───── THE RECORDS ─────
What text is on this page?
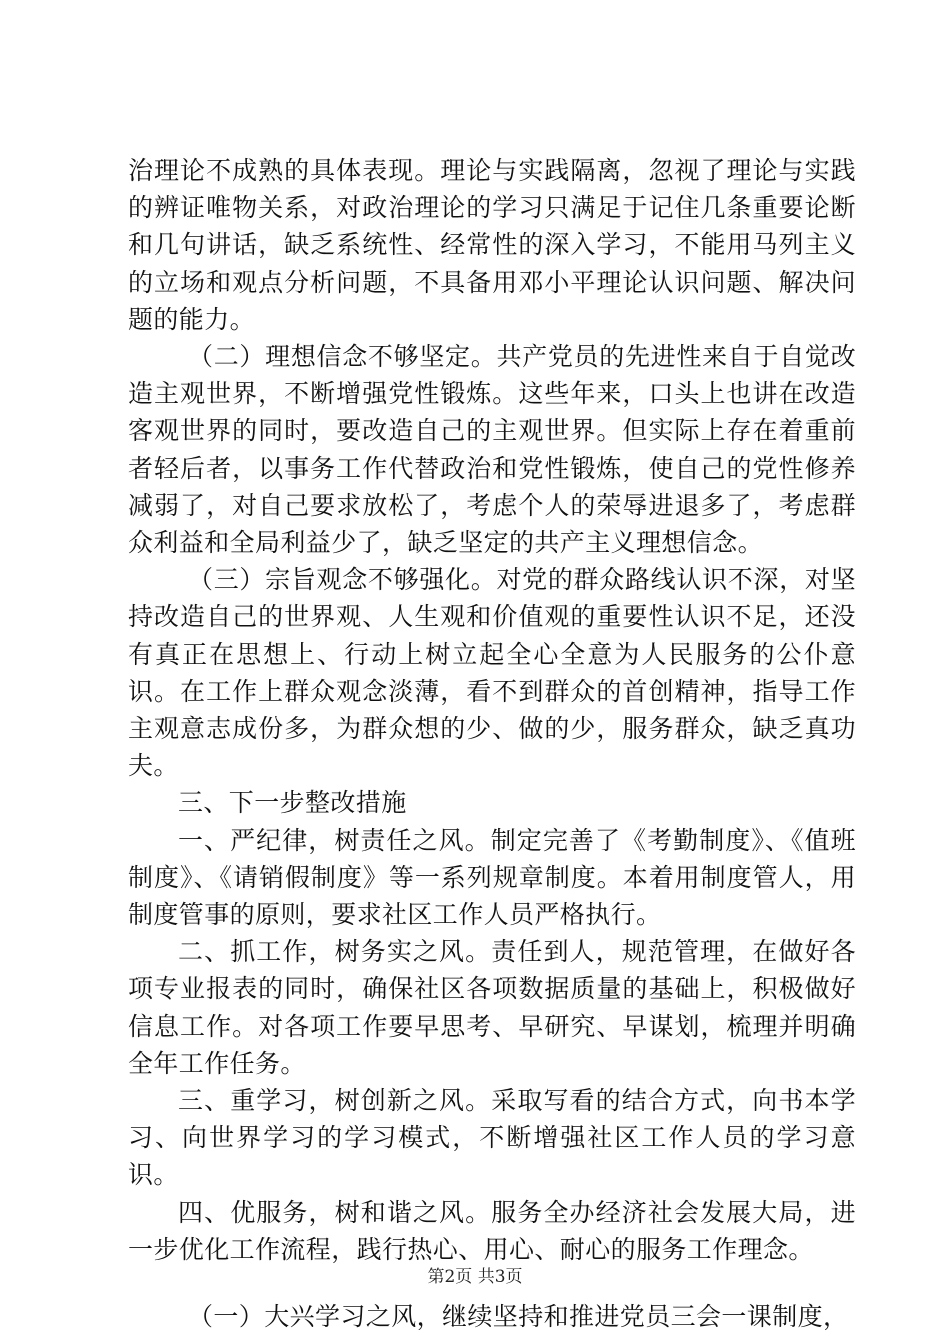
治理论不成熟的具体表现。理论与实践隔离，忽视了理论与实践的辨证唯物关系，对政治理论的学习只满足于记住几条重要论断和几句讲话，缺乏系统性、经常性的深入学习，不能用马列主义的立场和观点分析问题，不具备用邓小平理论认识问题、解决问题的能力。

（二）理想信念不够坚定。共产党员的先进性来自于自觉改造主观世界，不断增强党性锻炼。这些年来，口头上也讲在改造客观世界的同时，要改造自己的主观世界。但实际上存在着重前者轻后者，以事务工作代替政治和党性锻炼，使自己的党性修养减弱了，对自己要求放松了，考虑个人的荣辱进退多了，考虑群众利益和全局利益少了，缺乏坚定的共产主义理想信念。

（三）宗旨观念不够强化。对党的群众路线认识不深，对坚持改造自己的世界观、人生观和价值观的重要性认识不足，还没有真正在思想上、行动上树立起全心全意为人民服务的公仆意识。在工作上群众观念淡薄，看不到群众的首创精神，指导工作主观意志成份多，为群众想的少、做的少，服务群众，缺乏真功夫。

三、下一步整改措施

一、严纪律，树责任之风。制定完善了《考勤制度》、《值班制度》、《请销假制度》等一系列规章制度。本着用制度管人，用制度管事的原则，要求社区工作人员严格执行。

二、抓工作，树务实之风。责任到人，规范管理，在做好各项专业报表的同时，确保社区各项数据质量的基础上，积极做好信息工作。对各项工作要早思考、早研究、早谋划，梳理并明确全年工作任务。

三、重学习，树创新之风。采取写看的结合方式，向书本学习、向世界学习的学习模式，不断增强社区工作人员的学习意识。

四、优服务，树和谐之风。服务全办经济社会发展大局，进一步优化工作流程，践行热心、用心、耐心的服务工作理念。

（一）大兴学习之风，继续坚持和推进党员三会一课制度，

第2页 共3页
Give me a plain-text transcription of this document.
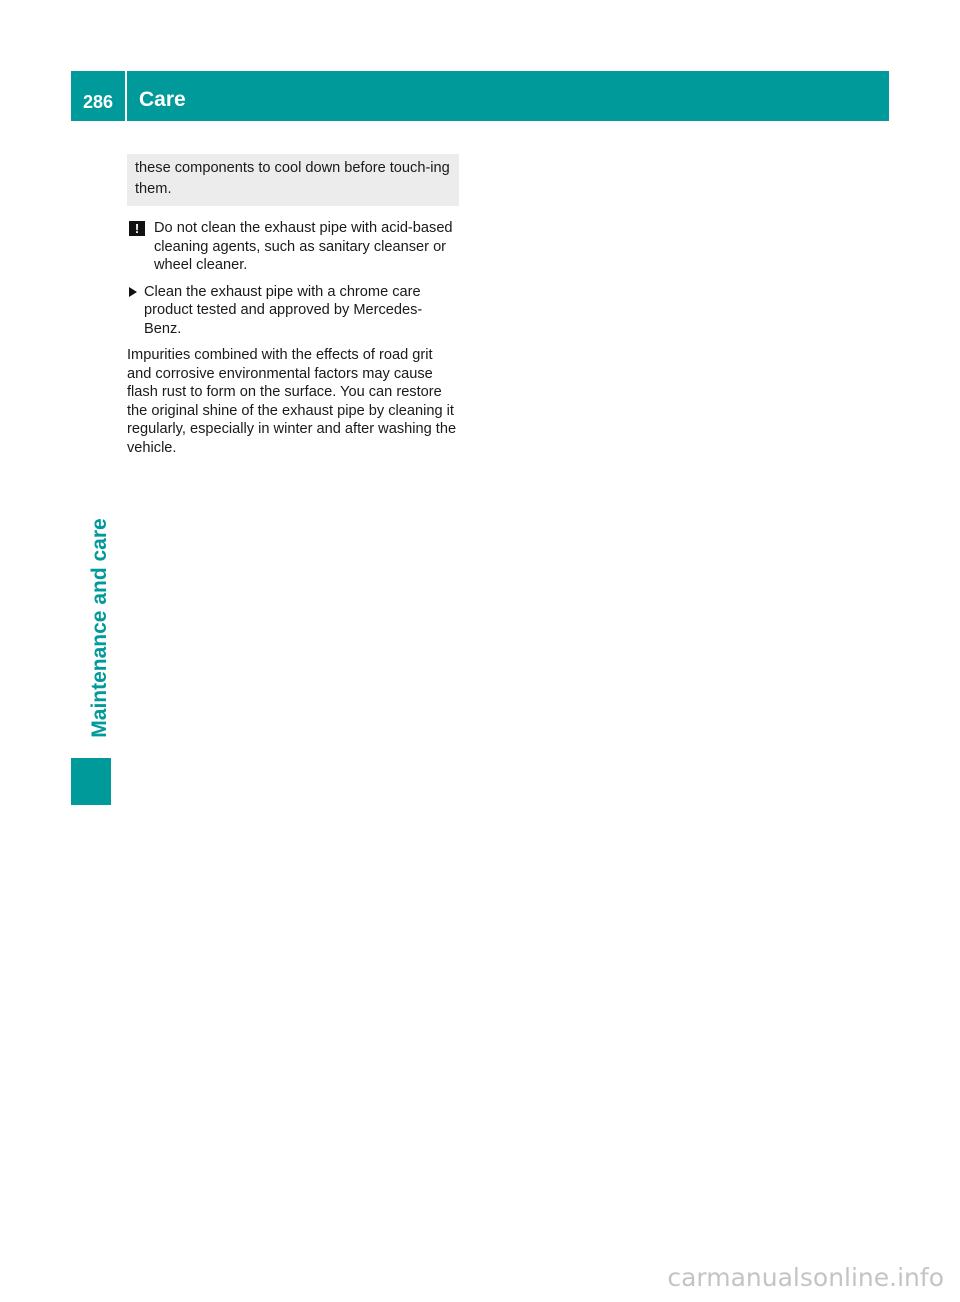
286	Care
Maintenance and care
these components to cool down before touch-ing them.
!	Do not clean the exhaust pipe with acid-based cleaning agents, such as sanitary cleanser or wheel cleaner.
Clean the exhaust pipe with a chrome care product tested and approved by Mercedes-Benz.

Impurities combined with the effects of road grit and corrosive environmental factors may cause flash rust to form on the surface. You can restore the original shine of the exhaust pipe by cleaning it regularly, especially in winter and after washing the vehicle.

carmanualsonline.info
─────
(WRITTEN INSTRUCTION):
Copy out exactly the lines between the line that contains "Give me a plain-text" and the last line of the records, both ends included; leave out every picture.

(WRITTEN RESPONSE):
Give me a plain-text transcription of this document.
286	Care
Maintenance and care
these components to cool down before touch-ing them.
!	Do not clean the exhaust pipe with acid-based cleaning agents, such as sanitary cleanser or wheel cleaner.
Clean the exhaust pipe with a chrome care product tested and approved by Mercedes-Benz.

Impurities combined with the effects of road grit and corrosive environmental factors may cause flash rust to form on the surface. You can restore the original shine of the exhaust pipe by cleaning it regularly, especially in winter and after washing the vehicle.

carmanualsonline.info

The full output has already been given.